Write out each line in which the string "Test" is present.
[BEGIN THE INPUT]
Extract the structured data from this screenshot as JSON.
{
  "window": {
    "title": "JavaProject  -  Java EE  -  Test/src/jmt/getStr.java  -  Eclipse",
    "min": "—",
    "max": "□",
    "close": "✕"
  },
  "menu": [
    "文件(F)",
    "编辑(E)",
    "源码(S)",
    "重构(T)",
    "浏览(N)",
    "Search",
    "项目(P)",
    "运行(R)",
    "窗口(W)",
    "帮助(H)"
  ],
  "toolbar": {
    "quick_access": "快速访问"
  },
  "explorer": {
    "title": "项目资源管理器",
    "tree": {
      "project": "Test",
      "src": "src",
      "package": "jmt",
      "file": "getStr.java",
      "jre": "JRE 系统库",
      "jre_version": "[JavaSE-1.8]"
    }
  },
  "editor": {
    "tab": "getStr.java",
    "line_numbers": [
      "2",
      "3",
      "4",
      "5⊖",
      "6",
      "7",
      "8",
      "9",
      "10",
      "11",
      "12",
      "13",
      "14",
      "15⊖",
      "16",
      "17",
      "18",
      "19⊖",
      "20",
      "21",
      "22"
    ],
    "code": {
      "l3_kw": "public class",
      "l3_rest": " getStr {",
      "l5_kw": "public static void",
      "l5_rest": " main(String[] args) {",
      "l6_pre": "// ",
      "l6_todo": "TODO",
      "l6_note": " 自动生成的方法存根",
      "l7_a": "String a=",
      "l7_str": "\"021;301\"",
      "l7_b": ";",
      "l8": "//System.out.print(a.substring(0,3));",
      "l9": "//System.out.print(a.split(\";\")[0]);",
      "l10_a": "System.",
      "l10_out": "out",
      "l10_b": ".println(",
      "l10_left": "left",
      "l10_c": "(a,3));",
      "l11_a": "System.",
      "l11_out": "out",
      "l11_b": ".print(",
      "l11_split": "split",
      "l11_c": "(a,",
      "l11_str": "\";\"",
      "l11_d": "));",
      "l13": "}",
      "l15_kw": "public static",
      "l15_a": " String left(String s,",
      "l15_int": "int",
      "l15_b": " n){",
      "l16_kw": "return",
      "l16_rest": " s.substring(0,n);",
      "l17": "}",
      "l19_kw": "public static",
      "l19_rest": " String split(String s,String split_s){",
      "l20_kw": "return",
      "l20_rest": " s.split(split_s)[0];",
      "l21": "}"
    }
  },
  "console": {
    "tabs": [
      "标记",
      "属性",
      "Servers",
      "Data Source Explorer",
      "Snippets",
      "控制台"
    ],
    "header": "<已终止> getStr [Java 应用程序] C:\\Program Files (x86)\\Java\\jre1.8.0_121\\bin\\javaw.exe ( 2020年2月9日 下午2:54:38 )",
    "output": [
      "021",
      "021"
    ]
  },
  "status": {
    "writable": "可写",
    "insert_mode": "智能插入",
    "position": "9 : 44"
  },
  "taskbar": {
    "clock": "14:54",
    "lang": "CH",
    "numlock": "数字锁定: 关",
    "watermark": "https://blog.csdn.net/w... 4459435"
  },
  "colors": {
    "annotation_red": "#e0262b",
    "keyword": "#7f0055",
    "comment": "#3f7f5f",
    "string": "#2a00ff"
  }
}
[END THE INPUT]
- **CORRECT ANSWER**:
    "title": "JavaProject  -  Java EE  -  Test/src/jmt/getStr.java  -  Eclipse",
      "project": "Test",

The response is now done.